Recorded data

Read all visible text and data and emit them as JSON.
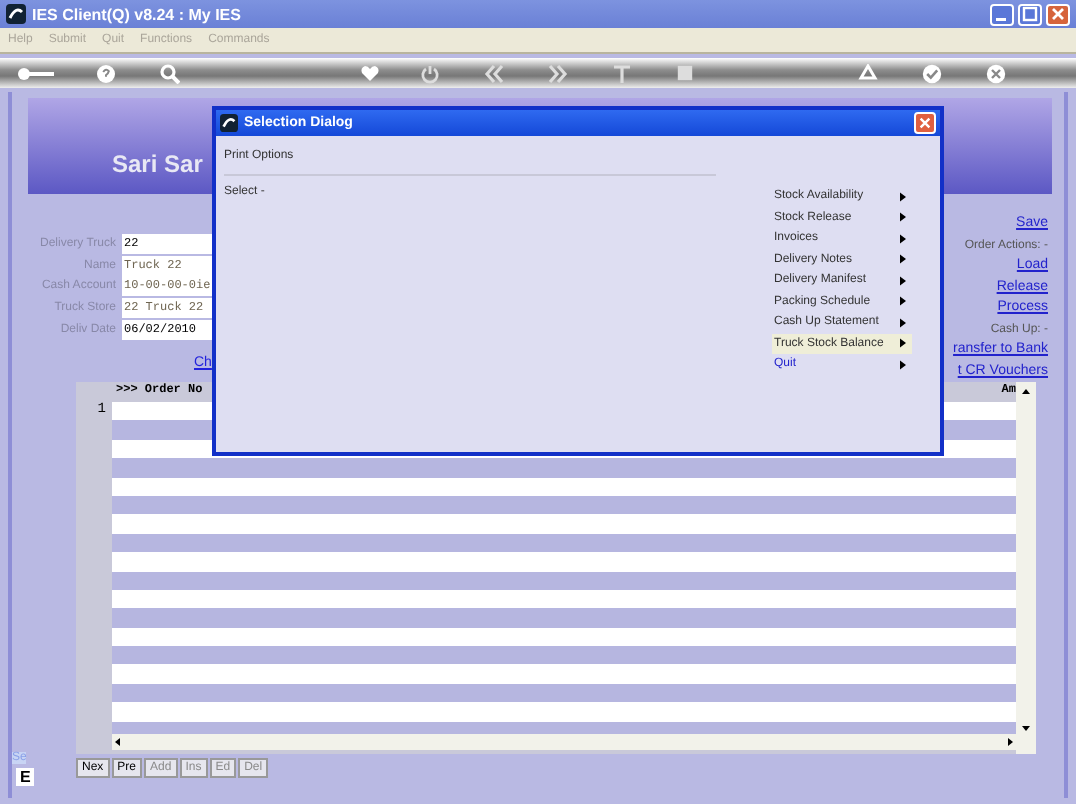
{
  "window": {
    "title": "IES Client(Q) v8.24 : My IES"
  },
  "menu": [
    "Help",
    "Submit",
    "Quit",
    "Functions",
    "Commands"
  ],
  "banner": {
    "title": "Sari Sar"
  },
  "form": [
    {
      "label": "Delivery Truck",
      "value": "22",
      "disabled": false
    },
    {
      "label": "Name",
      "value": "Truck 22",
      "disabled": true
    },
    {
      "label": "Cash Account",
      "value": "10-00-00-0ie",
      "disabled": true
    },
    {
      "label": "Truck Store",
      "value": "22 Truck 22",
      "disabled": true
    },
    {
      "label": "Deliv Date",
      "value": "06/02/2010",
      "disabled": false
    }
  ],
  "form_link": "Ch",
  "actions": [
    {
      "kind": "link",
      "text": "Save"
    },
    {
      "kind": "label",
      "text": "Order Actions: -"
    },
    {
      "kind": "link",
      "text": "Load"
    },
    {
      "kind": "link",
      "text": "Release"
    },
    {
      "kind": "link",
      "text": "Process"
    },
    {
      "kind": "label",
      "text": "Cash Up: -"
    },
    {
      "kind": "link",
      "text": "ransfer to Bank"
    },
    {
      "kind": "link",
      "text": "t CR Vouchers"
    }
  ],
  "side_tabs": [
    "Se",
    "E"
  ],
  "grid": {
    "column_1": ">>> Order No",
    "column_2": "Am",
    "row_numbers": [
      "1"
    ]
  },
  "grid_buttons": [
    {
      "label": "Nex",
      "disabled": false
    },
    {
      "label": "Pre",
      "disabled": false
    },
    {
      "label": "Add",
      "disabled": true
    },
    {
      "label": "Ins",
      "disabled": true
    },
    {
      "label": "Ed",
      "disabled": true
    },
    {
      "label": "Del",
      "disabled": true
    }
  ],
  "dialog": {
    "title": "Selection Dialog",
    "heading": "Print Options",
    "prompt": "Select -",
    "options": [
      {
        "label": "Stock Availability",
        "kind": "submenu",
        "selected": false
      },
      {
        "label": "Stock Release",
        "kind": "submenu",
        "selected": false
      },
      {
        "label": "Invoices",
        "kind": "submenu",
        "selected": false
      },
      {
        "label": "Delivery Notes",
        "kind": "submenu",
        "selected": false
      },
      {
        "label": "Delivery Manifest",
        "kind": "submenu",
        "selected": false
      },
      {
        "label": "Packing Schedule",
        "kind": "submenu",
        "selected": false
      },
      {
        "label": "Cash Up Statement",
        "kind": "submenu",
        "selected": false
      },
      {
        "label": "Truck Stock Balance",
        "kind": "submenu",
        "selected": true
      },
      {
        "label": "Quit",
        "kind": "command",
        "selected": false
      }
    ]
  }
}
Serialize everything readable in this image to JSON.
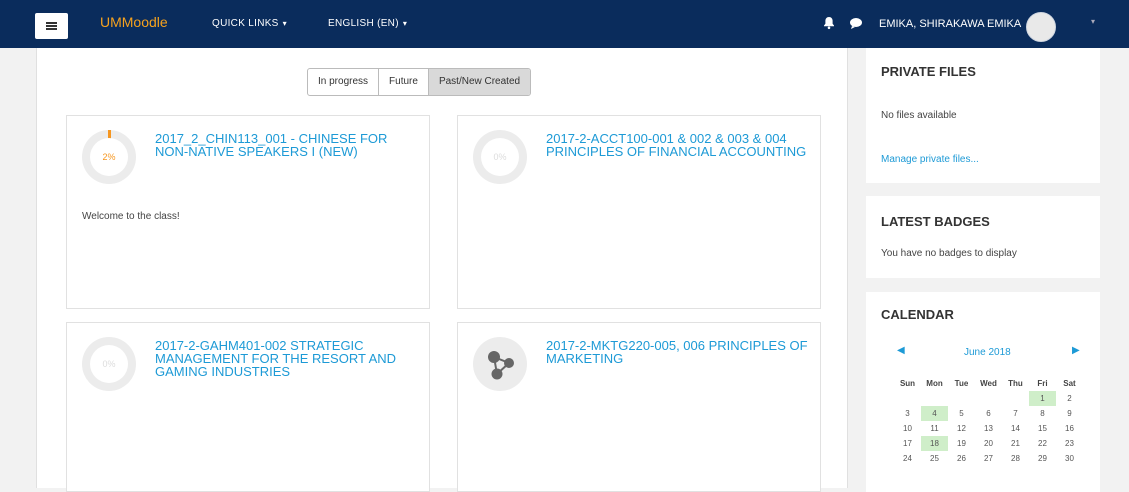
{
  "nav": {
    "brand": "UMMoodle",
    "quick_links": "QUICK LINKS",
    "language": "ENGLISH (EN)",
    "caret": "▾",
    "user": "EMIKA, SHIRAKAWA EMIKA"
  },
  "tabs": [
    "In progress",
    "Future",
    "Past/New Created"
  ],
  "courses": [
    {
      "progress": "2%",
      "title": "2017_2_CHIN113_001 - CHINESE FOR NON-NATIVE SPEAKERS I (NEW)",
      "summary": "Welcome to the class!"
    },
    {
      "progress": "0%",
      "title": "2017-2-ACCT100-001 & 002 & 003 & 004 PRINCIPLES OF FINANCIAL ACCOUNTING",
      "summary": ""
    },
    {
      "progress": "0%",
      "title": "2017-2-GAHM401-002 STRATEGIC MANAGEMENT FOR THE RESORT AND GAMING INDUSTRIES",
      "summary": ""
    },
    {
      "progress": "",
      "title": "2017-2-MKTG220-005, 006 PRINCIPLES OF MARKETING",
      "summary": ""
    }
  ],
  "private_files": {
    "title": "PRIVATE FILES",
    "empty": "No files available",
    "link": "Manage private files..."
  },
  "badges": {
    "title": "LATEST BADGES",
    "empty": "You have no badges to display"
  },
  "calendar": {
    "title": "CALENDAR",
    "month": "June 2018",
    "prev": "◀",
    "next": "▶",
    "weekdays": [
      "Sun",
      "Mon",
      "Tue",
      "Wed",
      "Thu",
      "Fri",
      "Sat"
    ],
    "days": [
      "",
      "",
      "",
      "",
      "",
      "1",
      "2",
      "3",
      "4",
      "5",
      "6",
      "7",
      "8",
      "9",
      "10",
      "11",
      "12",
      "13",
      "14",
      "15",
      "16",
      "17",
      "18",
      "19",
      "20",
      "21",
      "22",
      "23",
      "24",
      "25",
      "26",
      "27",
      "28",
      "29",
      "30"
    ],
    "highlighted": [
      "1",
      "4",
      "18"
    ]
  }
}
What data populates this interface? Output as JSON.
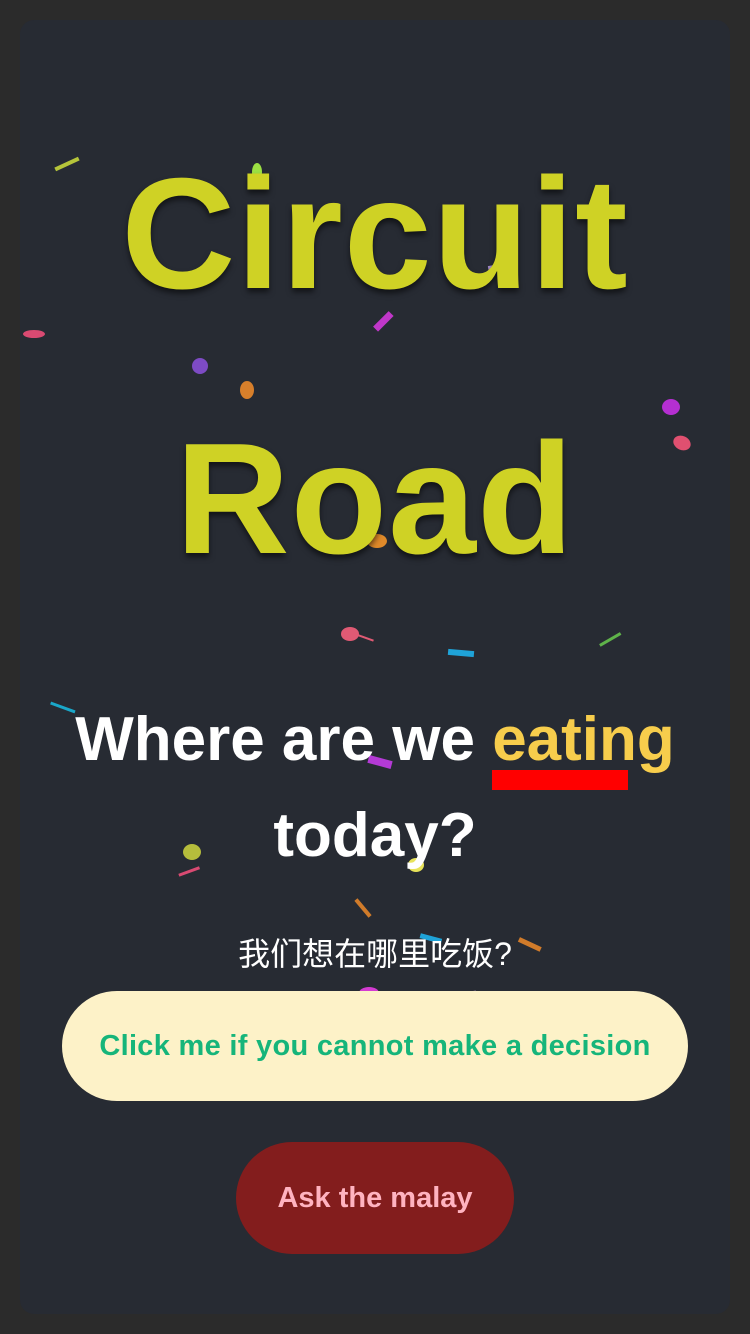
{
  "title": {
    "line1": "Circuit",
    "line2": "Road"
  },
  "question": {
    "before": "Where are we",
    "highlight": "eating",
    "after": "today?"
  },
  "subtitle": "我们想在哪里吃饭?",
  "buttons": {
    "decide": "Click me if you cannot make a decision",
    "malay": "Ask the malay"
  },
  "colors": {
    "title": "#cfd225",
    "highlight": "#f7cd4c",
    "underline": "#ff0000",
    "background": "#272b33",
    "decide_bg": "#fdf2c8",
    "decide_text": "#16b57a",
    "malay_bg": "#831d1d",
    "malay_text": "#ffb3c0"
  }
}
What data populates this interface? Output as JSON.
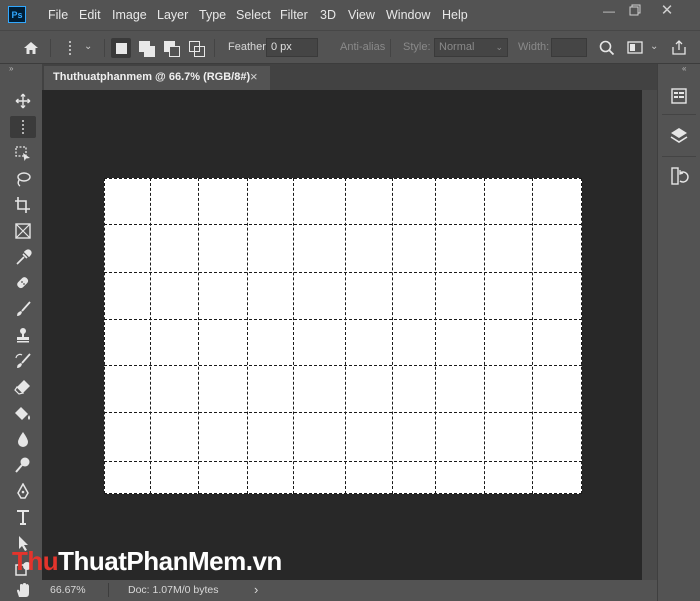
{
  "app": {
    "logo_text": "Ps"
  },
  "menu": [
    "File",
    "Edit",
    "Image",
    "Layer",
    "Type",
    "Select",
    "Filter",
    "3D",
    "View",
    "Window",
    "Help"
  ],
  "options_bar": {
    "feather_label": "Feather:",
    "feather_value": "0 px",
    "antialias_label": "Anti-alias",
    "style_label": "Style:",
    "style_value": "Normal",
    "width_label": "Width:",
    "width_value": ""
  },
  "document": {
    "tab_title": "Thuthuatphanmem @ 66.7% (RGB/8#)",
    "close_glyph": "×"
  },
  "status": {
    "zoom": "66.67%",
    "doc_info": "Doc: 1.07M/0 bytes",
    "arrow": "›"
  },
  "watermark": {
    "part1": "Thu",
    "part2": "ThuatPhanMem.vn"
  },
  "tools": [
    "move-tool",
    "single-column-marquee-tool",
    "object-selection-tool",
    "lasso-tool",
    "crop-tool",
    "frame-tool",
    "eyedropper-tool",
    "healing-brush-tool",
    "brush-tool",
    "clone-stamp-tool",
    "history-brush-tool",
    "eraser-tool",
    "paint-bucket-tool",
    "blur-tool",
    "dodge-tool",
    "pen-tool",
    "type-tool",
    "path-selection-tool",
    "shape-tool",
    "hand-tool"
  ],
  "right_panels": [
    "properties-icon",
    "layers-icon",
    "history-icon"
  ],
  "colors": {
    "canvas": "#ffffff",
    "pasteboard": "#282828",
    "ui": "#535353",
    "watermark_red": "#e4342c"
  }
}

» **Work instructions**: All the material shown above is to be copied exactly, with no pictures carried over.

» **Solution below**:
Read all visible text and data and emit them as JSON.
{
  "window": {
    "title": "IES Client(Q) v8.24 : My IES"
  },
  "menu": [
    "Help",
    "Submit",
    "Quit",
    "Functions",
    "Commands"
  ],
  "banner": {
    "title": "Sari Sar"
  },
  "form": [
    {
      "label": "Delivery Truck",
      "value": "22",
      "disabled": false
    },
    {
      "label": "Name",
      "value": "Truck 22",
      "disabled": true
    },
    {
      "label": "Cash Account",
      "value": "10-00-00-0ie",
      "disabled": true
    },
    {
      "label": "Truck Store",
      "value": "22 Truck 22",
      "disabled": true
    },
    {
      "label": "Deliv Date",
      "value": "06/02/2010",
      "disabled": false
    }
  ],
  "form_link": "Ch",
  "actions": [
    {
      "kind": "link",
      "text": "Save"
    },
    {
      "kind": "label",
      "text": "Order Actions: -"
    },
    {
      "kind": "link",
      "text": "Load"
    },
    {
      "kind": "link",
      "text": "Release"
    },
    {
      "kind": "link",
      "text": "Process"
    },
    {
      "kind": "label",
      "text": "Cash Up: -"
    },
    {
      "kind": "link",
      "text": "ransfer to Bank"
    },
    {
      "kind": "link",
      "text": "t CR Vouchers"
    }
  ],
  "side_tabs": [
    "Se",
    "E"
  ],
  "grid": {
    "column_1": ">>> Order No",
    "column_2": "Am",
    "row_numbers": [
      "1"
    ]
  },
  "grid_buttons": [
    {
      "label": "Nex",
      "disabled": false
    },
    {
      "label": "Pre",
      "disabled": false
    },
    {
      "label": "Add",
      "disabled": true
    },
    {
      "label": "Ins",
      "disabled": true
    },
    {
      "label": "Ed",
      "disabled": true
    },
    {
      "label": "Del",
      "disabled": true
    }
  ],
  "dialog": {
    "title": "Selection Dialog",
    "heading": "Print Options",
    "prompt": "Select -",
    "options": [
      {
        "label": "Stock Availability",
        "kind": "submenu",
        "selected": false
      },
      {
        "label": "Stock Release",
        "kind": "submenu",
        "selected": false
      },
      {
        "label": "Invoices",
        "kind": "submenu",
        "selected": false
      },
      {
        "label": "Delivery Notes",
        "kind": "submenu",
        "selected": false
      },
      {
        "label": "Delivery Manifest",
        "kind": "submenu",
        "selected": false
      },
      {
        "label": "Packing Schedule",
        "kind": "submenu",
        "selected": false
      },
      {
        "label": "Cash Up Statement",
        "kind": "submenu",
        "selected": false
      },
      {
        "label": "Truck Stock Balance",
        "kind": "submenu",
        "selected": true
      },
      {
        "label": "Quit",
        "kind": "command",
        "selected": false
      }
    ]
  }
}
Serialize everything readable in this image to JSON.
{
  "nav": {
    "brand": "UMMoodle",
    "quick_links": "QUICK LINKS",
    "language": "ENGLISH (EN)",
    "caret": "▾",
    "user": "EMIKA, SHIRAKAWA EMIKA"
  },
  "tabs": [
    "In progress",
    "Future",
    "Past/New Created"
  ],
  "courses": [
    {
      "progress": "2%",
      "title": "2017_2_CHIN113_001 - CHINESE FOR NON-NATIVE SPEAKERS I (NEW)",
      "summary": "Welcome to the class!"
    },
    {
      "progress": "0%",
      "title": "2017-2-ACCT100-001 & 002 & 003 & 004 PRINCIPLES OF FINANCIAL ACCOUNTING",
      "summary": ""
    },
    {
      "progress": "0%",
      "title": "2017-2-GAHM401-002 STRATEGIC MANAGEMENT FOR THE RESORT AND GAMING INDUSTRIES",
      "summary": ""
    },
    {
      "progress": "",
      "title": "2017-2-MKTG220-005, 006 PRINCIPLES OF MARKETING",
      "summary": ""
    }
  ],
  "private_files": {
    "title": "PRIVATE FILES",
    "empty": "No files available",
    "link": "Manage private files..."
  },
  "badges": {
    "title": "LATEST BADGES",
    "empty": "You have no badges to display"
  },
  "calendar": {
    "title": "CALENDAR",
    "month": "June 2018",
    "prev": "◀",
    "next": "▶",
    "weekdays": [
      "Sun",
      "Mon",
      "Tue",
      "Wed",
      "Thu",
      "Fri",
      "Sat"
    ],
    "days": [
      "",
      "",
      "",
      "",
      "",
      "1",
      "2",
      "3",
      "4",
      "5",
      "6",
      "7",
      "8",
      "9",
      "10",
      "11",
      "12",
      "13",
      "14",
      "15",
      "16",
      "17",
      "18",
      "19",
      "20",
      "21",
      "22",
      "23",
      "24",
      "25",
      "26",
      "27",
      "28",
      "29",
      "30"
    ],
    "highlighted": [
      "1",
      "4",
      "18"
    ]
  }
}
What data populates this interface? Output as JSON.
{
  "title": {
    "line1": "Circuit",
    "line2": "Road"
  },
  "question": {
    "before": "Where are we",
    "highlight": "eating",
    "after": "today?"
  },
  "subtitle": "我们想在哪里吃饭?",
  "buttons": {
    "decide": "Click me if you cannot make a decision",
    "malay": "Ask the malay"
  },
  "colors": {
    "title": "#cfd225",
    "highlight": "#f7cd4c",
    "underline": "#ff0000",
    "background": "#272b33",
    "decide_bg": "#fdf2c8",
    "decide_text": "#16b57a",
    "malay_bg": "#831d1d",
    "malay_text": "#ffb3c0"
  }
}
What data populates this interface? Output as JSON.
{
  "app": {
    "logo_text": "Ps"
  },
  "menu": [
    "File",
    "Edit",
    "Image",
    "Layer",
    "Type",
    "Select",
    "Filter",
    "3D",
    "View",
    "Window",
    "Help"
  ],
  "options_bar": {
    "feather_label": "Feather:",
    "feather_value": "0 px",
    "antialias_label": "Anti-alias",
    "style_label": "Style:",
    "style_value": "Normal",
    "width_label": "Width:",
    "width_value": ""
  },
  "document": {
    "tab_title": "Thuthuatphanmem @ 66.7% (RGB/8#)",
    "close_glyph": "×"
  },
  "status": {
    "zoom": "66.67%",
    "doc_info": "Doc: 1.07M/0 bytes",
    "arrow": "›"
  },
  "watermark": {
    "part1": "Thu",
    "part2": "ThuatPhanMem.vn"
  },
  "tools": [
    "move-tool",
    "single-column-marquee-tool",
    "object-selection-tool",
    "lasso-tool",
    "crop-tool",
    "frame-tool",
    "eyedropper-tool",
    "healing-brush-tool",
    "brush-tool",
    "clone-stamp-tool",
    "history-brush-tool",
    "eraser-tool",
    "paint-bucket-tool",
    "blur-tool",
    "dodge-tool",
    "pen-tool",
    "type-tool",
    "path-selection-tool",
    "shape-tool",
    "hand-tool"
  ],
  "right_panels": [
    "properties-icon",
    "layers-icon",
    "history-icon"
  ],
  "colors": {
    "canvas": "#ffffff",
    "pasteboard": "#282828",
    "ui": "#535353",
    "watermark_red": "#e4342c"
  }
}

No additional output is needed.